━━━━━ Data provided

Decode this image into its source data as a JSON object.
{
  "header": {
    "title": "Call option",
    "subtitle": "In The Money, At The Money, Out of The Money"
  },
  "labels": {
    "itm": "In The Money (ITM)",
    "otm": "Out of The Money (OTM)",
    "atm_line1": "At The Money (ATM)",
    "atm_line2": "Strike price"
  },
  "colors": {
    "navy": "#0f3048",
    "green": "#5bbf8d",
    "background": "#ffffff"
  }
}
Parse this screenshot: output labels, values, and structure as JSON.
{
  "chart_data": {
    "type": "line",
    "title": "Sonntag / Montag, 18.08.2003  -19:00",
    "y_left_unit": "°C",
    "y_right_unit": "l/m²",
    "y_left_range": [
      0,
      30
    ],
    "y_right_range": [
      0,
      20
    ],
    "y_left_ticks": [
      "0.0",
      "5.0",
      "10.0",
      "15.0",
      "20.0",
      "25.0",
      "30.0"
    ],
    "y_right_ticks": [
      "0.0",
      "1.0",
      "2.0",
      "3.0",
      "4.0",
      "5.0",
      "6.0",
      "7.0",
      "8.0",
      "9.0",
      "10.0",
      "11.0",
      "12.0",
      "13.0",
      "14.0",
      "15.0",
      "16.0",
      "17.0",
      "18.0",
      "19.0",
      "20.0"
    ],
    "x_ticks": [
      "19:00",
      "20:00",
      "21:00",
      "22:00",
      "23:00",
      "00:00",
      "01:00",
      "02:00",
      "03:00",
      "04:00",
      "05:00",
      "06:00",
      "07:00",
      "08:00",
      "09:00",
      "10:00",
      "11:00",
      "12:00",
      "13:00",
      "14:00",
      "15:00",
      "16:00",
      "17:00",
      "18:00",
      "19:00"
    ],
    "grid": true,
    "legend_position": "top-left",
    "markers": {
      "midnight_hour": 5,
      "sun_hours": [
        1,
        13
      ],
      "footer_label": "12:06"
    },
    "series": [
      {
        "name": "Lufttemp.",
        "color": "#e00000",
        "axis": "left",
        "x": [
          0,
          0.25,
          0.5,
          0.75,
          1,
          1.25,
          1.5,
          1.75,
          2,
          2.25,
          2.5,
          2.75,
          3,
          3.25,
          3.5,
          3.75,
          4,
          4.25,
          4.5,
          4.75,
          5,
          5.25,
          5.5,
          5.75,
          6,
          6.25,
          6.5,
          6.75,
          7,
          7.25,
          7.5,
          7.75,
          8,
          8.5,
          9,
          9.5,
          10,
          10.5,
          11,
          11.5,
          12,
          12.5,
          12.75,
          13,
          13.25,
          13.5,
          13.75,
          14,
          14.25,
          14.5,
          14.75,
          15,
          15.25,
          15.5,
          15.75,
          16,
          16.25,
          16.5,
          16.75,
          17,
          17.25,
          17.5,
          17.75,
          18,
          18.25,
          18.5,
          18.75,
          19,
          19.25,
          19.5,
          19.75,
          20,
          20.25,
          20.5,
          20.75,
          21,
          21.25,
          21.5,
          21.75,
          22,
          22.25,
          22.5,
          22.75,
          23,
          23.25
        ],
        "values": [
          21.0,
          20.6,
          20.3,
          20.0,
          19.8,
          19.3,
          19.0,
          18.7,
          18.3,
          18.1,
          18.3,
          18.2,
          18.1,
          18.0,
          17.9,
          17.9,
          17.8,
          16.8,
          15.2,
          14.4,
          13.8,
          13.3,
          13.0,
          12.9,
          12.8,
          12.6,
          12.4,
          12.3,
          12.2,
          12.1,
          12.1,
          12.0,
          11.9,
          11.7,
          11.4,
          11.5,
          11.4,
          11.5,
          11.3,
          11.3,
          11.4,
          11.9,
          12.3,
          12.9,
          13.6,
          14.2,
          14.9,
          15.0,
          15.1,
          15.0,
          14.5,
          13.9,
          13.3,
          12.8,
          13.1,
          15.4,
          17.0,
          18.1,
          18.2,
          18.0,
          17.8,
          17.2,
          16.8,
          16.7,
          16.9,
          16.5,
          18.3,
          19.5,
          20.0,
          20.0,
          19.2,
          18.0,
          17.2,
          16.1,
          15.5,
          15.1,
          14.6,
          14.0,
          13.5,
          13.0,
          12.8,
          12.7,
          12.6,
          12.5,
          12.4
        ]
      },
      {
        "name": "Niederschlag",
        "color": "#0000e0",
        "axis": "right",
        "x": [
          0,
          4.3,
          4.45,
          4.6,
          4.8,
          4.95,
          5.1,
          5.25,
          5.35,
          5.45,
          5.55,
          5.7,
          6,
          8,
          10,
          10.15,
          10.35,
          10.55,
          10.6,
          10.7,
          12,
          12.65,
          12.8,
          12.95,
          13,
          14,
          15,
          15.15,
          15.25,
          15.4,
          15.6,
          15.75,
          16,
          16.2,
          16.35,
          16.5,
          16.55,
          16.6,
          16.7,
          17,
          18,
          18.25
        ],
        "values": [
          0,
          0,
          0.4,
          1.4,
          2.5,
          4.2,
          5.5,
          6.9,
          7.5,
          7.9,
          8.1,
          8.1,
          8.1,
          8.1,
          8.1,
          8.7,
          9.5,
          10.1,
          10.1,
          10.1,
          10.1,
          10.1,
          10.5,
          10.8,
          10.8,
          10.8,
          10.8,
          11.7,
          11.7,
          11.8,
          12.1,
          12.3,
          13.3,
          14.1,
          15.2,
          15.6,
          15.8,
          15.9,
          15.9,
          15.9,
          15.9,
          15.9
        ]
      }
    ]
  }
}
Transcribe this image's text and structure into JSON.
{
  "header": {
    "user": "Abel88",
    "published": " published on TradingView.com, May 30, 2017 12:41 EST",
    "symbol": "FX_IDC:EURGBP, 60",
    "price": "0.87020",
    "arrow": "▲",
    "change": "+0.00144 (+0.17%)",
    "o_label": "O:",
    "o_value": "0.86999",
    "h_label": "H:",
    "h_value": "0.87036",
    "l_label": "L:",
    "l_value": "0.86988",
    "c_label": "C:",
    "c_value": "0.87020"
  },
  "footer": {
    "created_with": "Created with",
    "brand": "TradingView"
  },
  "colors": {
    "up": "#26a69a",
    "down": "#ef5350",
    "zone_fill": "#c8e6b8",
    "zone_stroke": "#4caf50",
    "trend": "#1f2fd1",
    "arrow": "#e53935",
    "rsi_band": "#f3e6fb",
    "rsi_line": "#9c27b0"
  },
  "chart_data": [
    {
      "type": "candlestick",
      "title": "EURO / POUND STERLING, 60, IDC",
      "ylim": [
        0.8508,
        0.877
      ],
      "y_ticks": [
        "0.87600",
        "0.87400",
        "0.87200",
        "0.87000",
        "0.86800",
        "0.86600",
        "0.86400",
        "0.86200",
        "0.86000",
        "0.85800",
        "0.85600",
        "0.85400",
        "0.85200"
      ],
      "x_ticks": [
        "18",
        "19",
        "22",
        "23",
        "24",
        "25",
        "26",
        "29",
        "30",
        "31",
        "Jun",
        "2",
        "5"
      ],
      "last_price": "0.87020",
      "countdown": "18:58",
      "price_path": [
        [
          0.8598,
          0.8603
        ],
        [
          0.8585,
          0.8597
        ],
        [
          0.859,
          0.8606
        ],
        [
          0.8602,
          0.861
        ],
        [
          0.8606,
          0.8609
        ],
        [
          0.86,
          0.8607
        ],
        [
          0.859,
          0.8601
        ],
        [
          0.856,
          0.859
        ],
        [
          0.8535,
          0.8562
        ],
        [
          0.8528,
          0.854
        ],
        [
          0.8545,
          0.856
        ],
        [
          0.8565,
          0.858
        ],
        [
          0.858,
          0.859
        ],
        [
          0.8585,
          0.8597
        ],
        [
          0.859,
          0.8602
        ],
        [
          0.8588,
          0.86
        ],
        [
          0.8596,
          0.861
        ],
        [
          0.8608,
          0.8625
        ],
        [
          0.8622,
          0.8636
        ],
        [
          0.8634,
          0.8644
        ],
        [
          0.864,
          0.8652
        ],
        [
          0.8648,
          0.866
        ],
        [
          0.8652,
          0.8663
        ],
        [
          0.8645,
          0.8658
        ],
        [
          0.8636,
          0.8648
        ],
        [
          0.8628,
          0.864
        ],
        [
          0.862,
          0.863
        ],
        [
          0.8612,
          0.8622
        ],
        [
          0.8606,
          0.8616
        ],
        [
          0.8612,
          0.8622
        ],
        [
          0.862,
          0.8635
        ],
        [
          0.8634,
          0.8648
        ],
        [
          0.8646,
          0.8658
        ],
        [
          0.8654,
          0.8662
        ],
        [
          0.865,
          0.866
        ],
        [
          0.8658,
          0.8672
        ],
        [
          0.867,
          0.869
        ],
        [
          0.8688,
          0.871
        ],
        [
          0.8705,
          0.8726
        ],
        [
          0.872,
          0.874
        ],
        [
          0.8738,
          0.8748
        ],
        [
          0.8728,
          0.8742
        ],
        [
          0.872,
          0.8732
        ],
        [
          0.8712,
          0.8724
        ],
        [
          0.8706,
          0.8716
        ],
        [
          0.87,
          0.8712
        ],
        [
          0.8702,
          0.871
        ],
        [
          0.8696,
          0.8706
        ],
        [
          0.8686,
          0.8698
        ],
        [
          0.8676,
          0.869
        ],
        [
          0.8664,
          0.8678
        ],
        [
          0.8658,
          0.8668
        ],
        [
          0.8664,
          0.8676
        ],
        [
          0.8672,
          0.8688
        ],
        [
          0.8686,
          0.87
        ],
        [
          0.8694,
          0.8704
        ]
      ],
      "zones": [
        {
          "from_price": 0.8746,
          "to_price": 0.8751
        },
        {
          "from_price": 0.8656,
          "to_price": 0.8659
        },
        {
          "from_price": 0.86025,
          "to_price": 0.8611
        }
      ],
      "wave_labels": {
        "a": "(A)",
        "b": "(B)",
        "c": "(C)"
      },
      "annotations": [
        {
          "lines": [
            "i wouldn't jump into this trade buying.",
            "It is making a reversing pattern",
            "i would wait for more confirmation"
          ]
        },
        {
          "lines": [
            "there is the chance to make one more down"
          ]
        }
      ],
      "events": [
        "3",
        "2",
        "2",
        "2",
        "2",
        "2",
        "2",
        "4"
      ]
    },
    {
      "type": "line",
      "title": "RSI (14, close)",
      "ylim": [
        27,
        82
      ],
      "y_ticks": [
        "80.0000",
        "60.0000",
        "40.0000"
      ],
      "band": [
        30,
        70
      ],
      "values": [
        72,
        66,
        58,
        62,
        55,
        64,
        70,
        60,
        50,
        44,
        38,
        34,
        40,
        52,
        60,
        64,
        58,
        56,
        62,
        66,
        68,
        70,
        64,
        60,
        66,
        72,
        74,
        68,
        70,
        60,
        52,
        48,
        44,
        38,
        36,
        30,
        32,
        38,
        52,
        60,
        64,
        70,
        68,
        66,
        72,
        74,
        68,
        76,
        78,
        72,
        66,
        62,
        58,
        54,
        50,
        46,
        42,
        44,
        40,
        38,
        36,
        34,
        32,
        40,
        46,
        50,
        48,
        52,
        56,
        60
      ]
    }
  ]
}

━━━━━━━━━━

**Task requirements**
Lines that hold "this" are the ones to copy; find all of them.

**Solved exercise**
Decode this image into its source data as a JSON object.
Parse this screenshot: output labels, values, and structure as JSON.
Transcribe this image's text and structure into JSON.
            "i wouldn't jump into this trade buying.",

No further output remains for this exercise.